Sambil mengumpat, dia mengaku merasa ditipu akibat paket yang isinya tak sesuai pesanan. Dalam video terlihat kurir yang merekam kejadian berusaha menjelaskan prosedur belanja online dengan sistem COD. 

Dia menegaskan, paket yang sudah dibuka tak bisa dikembalikan. Namun si ibu berkeras membukanya sambil mengemas kembali sebab ia ingin sang kurir mengembalikan paketnya kepada si penjual. 

"Ini barangnya enggak sesuai. Untung saya buka dulu barangnya ini, go*lok," ujar sang ibu. 

"Masalah barang enggak sesuai bukan urusan kita kak. Kalau misalnya saya kena komplain ibu mau tanggung jawab?" Balas sang kurir. 

Setelah kembali mengemas paket yang sudah dibuka, sang ibu kemudian melempar paketnya kepada sang kurir agar dikembalikan kepada penjual. "Oh begitu ya perlakuannya," pasrah sang kurir.

BUTIR YANG DISEDIAKAN.
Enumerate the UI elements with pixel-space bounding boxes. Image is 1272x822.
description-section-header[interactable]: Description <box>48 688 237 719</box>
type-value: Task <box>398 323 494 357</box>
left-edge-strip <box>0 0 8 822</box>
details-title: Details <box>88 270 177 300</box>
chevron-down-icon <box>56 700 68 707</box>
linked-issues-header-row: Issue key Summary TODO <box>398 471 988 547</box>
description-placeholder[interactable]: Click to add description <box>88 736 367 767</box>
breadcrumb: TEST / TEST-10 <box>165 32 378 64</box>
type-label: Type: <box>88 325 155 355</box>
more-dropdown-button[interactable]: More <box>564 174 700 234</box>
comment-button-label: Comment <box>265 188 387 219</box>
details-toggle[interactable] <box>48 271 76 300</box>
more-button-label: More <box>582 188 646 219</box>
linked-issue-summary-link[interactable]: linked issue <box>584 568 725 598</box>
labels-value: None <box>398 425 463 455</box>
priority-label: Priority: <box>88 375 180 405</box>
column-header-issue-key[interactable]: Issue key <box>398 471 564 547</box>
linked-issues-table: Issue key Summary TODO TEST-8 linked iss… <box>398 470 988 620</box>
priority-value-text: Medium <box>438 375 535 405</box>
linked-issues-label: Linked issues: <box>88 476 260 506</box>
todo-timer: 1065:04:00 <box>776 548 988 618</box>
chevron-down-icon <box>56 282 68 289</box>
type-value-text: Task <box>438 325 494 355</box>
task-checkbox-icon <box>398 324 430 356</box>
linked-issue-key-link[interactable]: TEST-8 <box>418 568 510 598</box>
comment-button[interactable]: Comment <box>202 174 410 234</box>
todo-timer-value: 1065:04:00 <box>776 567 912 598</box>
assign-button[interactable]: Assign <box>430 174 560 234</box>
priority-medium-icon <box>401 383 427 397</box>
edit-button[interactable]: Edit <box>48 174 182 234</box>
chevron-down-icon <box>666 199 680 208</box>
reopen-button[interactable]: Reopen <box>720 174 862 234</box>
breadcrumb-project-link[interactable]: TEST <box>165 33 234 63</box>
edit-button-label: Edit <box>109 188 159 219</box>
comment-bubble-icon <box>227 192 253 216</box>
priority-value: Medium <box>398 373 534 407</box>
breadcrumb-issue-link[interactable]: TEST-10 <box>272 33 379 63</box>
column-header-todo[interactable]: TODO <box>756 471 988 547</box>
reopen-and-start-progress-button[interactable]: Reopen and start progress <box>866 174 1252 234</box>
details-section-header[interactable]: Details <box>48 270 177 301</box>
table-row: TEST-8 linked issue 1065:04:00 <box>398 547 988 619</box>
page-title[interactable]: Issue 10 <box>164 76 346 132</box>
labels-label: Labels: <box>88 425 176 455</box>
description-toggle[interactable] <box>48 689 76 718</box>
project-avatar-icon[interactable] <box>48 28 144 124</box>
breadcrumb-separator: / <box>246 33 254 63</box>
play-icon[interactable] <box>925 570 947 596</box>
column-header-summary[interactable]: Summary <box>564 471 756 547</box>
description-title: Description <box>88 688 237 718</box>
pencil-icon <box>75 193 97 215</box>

KETENTUAN LATIHAN.
a - Salin dengan persis bagian teks tentang kurir paket COD, mulai dari "Sambil mengumpat, dia" hingga "kepada si penjual.".
b - Tuliskan lanjutan teks tentang kurir paket COD, dimulai setelah kalimat terakhir yang ditampilkan.
Butir-butir yang disediakan tidak berkaitan dengan teks tentang kurir paket COD.

JAWABAN LATIHAN.
a -
Sambil mengumpat, dia mengaku merasa ditipu akibat paket yang isinya tak sesuai pesanan. Dalam video terlihat kurir yang merekam kejadian berusaha menjelaskan prosedur belanja online dengan sistem COD. 

Dia menegaskan, paket yang sudah dibuka tak bisa dikembalikan. Namun si ibu berkeras membukanya sambil mengemas kembali sebab ia ingin sang kurir mengembalikan paketnya kepada si penjual.

b -
Sudah jatuh tertimpa tangga

Kurir tersebut sebetulnya sudah menjelaskan, paket COD yang baru diterima tidak boleh langsung dibuka sebelum dibayar oleh pembeli. Peraturan itu juga jelas tertera di laman salah satu platfrom marketplace yang menyediakan metode pembayaran COD. "Pembeli harus melakukan pembayaran ke kurir sebelum menerima/membuka paket," tertulis.

Kami bertanya kepada Maya --bukan nama sebenarnya-- salah seorang karyawan ekspedisi di Jakarta, bagaimana bila ada paket COD tidak dibayar pelanggan dan siapa yang bertanggung jawab. Kebetulan dia bekerja sebagai HRD dan menangani langsung urusan kerja sama dengan kurir.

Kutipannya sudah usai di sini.